Your instructions — Extract all of the entries and give them again, word for word.

Given data —

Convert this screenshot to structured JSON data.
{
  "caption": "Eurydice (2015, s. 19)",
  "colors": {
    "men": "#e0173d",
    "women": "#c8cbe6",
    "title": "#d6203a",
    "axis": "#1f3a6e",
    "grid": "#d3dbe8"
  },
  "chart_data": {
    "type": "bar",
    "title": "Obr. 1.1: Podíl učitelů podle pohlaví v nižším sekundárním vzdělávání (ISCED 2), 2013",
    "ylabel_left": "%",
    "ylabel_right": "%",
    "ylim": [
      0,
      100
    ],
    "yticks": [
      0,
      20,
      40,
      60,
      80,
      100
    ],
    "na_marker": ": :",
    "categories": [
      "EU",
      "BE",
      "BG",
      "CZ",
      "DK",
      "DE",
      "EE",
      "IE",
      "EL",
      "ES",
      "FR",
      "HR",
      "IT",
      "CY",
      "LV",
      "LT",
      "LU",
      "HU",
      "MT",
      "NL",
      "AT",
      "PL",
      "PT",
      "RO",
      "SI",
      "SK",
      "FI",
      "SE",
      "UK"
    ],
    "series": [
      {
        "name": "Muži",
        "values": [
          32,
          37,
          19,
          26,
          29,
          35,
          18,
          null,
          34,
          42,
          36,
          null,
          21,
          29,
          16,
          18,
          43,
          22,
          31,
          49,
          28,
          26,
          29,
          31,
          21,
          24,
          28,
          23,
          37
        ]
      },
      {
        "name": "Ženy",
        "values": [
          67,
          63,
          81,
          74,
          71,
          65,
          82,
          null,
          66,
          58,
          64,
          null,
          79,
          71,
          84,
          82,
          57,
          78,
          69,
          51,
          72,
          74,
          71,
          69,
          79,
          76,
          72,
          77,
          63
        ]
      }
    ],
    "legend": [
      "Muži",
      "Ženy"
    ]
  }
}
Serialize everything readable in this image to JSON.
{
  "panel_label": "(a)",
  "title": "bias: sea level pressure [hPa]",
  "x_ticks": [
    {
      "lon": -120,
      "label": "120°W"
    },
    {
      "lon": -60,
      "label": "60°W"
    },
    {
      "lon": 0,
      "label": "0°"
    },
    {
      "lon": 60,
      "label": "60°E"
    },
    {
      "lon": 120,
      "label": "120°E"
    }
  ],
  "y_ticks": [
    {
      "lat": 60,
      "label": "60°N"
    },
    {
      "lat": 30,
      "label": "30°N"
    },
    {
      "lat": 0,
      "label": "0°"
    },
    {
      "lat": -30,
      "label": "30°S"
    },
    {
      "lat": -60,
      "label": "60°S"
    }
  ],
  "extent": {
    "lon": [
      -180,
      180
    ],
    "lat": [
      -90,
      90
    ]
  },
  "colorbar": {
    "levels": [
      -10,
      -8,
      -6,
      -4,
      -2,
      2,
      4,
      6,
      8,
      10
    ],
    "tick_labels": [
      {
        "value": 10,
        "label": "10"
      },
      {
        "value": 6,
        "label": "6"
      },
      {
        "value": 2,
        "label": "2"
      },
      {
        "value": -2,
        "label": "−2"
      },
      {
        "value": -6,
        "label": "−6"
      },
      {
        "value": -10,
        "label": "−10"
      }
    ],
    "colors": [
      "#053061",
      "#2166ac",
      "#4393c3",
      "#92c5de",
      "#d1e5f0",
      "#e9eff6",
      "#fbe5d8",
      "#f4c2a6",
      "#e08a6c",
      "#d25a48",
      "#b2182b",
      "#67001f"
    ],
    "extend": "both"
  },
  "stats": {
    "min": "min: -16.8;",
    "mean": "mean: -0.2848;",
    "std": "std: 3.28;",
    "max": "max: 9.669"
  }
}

Output for this exercise —
Convert this screenshot to structured JSON data.
{
  "caption": "Eurydice (2015, s. 19)",
  "colors": {
    "men": "#e0173d",
    "women": "#c8cbe6",
    "title": "#d6203a",
    "axis": "#1f3a6e",
    "grid": "#d3dbe8"
  },
  "chart_data": {
    "type": "bar",
    "title": "Obr. 1.1: Podíl učitelů podle pohlaví v nižším sekundárním vzdělávání (ISCED 2), 2013",
    "ylabel_left": "%",
    "ylabel_right": "%",
    "ylim": [
      0,
      100
    ],
    "yticks": [
      0,
      20,
      40,
      60,
      80,
      100
    ],
    "na_marker": ": :",
    "categories": [
      "EU",
      "BE",
      "BG",
      "CZ",
      "DK",
      "DE",
      "EE",
      "IE",
      "EL",
      "ES",
      "FR",
      "HR",
      "IT",
      "CY",
      "LV",
      "LT",
      "LU",
      "HU",
      "MT",
      "NL",
      "AT",
      "PL",
      "PT",
      "RO",
      "SI",
      "SK",
      "FI",
      "SE",
      "UK"
    ],
    "series": [
      {
        "name": "Muži",
        "values": [
          32,
          37,
          19,
          26,
          29,
          35,
          18,
          null,
          34,
          42,
          36,
          null,
          21,
          29,
          16,
          18,
          43,
          22,
          31,
          49,
          28,
          26,
          29,
          31,
          21,
          24,
          28,
          23,
          37
        ]
      },
      {
        "name": "Ženy",
        "values": [
          67,
          63,
          81,
          74,
          71,
          65,
          82,
          null,
          66,
          58,
          64,
          null,
          79,
          71,
          84,
          82,
          57,
          78,
          69,
          51,
          72,
          74,
          71,
          69,
          79,
          76,
          72,
          77,
          63
        ]
      }
    ],
    "legend": [
      "Muži",
      "Ženy"
    ]
  }
}
Serialize everything readable in this image to JSON.
{
  "panel_label": "(a)",
  "title": "bias: sea level pressure [hPa]",
  "x_ticks": [
    {
      "lon": -120,
      "label": "120°W"
    },
    {
      "lon": -60,
      "label": "60°W"
    },
    {
      "lon": 0,
      "label": "0°"
    },
    {
      "lon": 60,
      "label": "60°E"
    },
    {
      "lon": 120,
      "label": "120°E"
    }
  ],
  "y_ticks": [
    {
      "lat": 60,
      "label": "60°N"
    },
    {
      "lat": 30,
      "label": "30°N"
    },
    {
      "lat": 0,
      "label": "0°"
    },
    {
      "lat": -30,
      "label": "30°S"
    },
    {
      "lat": -60,
      "label": "60°S"
    }
  ],
  "extent": {
    "lon": [
      -180,
      180
    ],
    "lat": [
      -90,
      90
    ]
  },
  "colorbar": {
    "levels": [
      -10,
      -8,
      -6,
      -4,
      -2,
      2,
      4,
      6,
      8,
      10
    ],
    "tick_labels": [
      {
        "value": 10,
        "label": "10"
      },
      {
        "value": 6,
        "label": "6"
      },
      {
        "value": 2,
        "label": "2"
      },
      {
        "value": -2,
        "label": "−2"
      },
      {
        "value": -6,
        "label": "−6"
      },
      {
        "value": -10,
        "label": "−10"
      }
    ],
    "colors": [
      "#053061",
      "#2166ac",
      "#4393c3",
      "#92c5de",
      "#d1e5f0",
      "#e9eff6",
      "#fbe5d8",
      "#f4c2a6",
      "#e08a6c",
      "#d25a48",
      "#b2182b",
      "#67001f"
    ],
    "extend": "both"
  },
  "stats": {
    "min": "min: -16.8;",
    "mean": "mean: -0.2848;",
    "std": "std: 3.28;",
    "max": "max: 9.669"
  }
}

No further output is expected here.